Aim
Under this task are some entries; return every one of them exactly.

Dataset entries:
▼
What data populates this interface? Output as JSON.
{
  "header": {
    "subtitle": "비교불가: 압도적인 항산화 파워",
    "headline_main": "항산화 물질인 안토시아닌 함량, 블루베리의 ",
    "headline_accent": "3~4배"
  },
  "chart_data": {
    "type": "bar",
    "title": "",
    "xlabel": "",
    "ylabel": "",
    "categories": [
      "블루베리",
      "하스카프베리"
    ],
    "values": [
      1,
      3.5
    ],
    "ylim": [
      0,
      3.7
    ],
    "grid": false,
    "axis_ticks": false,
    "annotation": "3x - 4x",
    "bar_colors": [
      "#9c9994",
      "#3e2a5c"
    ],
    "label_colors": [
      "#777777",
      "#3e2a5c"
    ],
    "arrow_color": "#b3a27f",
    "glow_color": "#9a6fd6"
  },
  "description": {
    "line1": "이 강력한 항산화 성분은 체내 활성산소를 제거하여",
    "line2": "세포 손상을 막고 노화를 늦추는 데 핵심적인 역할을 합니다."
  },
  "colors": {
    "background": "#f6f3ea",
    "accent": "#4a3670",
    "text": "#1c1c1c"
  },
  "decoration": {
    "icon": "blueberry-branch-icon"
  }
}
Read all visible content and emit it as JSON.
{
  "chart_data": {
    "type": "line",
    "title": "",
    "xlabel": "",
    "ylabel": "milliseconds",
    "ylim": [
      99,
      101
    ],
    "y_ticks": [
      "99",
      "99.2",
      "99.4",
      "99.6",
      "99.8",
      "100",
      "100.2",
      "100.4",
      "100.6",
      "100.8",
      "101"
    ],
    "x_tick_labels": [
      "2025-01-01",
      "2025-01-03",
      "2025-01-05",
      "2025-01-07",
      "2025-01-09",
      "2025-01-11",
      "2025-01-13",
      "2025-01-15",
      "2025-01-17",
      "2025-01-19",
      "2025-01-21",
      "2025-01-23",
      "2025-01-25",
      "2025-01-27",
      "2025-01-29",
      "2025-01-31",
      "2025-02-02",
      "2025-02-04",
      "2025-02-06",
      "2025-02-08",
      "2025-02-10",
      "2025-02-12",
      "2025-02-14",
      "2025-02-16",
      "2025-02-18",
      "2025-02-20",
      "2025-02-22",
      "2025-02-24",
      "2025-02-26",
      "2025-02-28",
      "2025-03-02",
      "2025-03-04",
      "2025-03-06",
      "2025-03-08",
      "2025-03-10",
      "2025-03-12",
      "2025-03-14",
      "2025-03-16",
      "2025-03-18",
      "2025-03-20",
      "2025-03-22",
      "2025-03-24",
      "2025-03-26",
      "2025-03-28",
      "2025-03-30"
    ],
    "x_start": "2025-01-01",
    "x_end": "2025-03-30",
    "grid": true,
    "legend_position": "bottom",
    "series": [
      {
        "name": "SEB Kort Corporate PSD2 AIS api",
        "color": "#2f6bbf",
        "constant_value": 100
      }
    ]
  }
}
▲
The result
What data populates this interface? Output as JSON.
{
  "header": {
    "subtitle": "비교불가: 압도적인 항산화 파워",
    "headline_main": "항산화 물질인 안토시아닌 함량, 블루베리의 ",
    "headline_accent": "3~4배"
  },
  "chart_data": {
    "type": "bar",
    "title": "",
    "xlabel": "",
    "ylabel": "",
    "categories": [
      "블루베리",
      "하스카프베리"
    ],
    "values": [
      1,
      3.5
    ],
    "ylim": [
      0,
      3.7
    ],
    "grid": false,
    "axis_ticks": false,
    "annotation": "3x - 4x",
    "bar_colors": [
      "#9c9994",
      "#3e2a5c"
    ],
    "label_colors": [
      "#777777",
      "#3e2a5c"
    ],
    "arrow_color": "#b3a27f",
    "glow_color": "#9a6fd6"
  },
  "description": {
    "line1": "이 강력한 항산화 성분은 체내 활성산소를 제거하여",
    "line2": "세포 손상을 막고 노화를 늦추는 데 핵심적인 역할을 합니다."
  },
  "colors": {
    "background": "#f6f3ea",
    "accent": "#4a3670",
    "text": "#1c1c1c"
  },
  "decoration": {
    "icon": "blueberry-branch-icon"
  }
}
Read all visible content and emit it as JSON.
{
  "chart_data": {
    "type": "line",
    "title": "",
    "xlabel": "",
    "ylabel": "milliseconds",
    "ylim": [
      99,
      101
    ],
    "y_ticks": [
      "99",
      "99.2",
      "99.4",
      "99.6",
      "99.8",
      "100",
      "100.2",
      "100.4",
      "100.6",
      "100.8",
      "101"
    ],
    "x_tick_labels": [
      "2025-01-01",
      "2025-01-03",
      "2025-01-05",
      "2025-01-07",
      "2025-01-09",
      "2025-01-11",
      "2025-01-13",
      "2025-01-15",
      "2025-01-17",
      "2025-01-19",
      "2025-01-21",
      "2025-01-23",
      "2025-01-25",
      "2025-01-27",
      "2025-01-29",
      "2025-01-31",
      "2025-02-02",
      "2025-02-04",
      "2025-02-06",
      "2025-02-08",
      "2025-02-10",
      "2025-02-12",
      "2025-02-14",
      "2025-02-16",
      "2025-02-18",
      "2025-02-20",
      "2025-02-22",
      "2025-02-24",
      "2025-02-26",
      "2025-02-28",
      "2025-03-02",
      "2025-03-04",
      "2025-03-06",
      "2025-03-08",
      "2025-03-10",
      "2025-03-12",
      "2025-03-14",
      "2025-03-16",
      "2025-03-18",
      "2025-03-20",
      "2025-03-22",
      "2025-03-24",
      "2025-03-26",
      "2025-03-28",
      "2025-03-30"
    ],
    "x_start": "2025-01-01",
    "x_end": "2025-03-30",
    "grid": true,
    "legend_position": "bottom",
    "series": [
      {
        "name": "SEB Kort Corporate PSD2 AIS api",
        "color": "#2f6bbf",
        "constant_value": 100
      }
    ]
  }
}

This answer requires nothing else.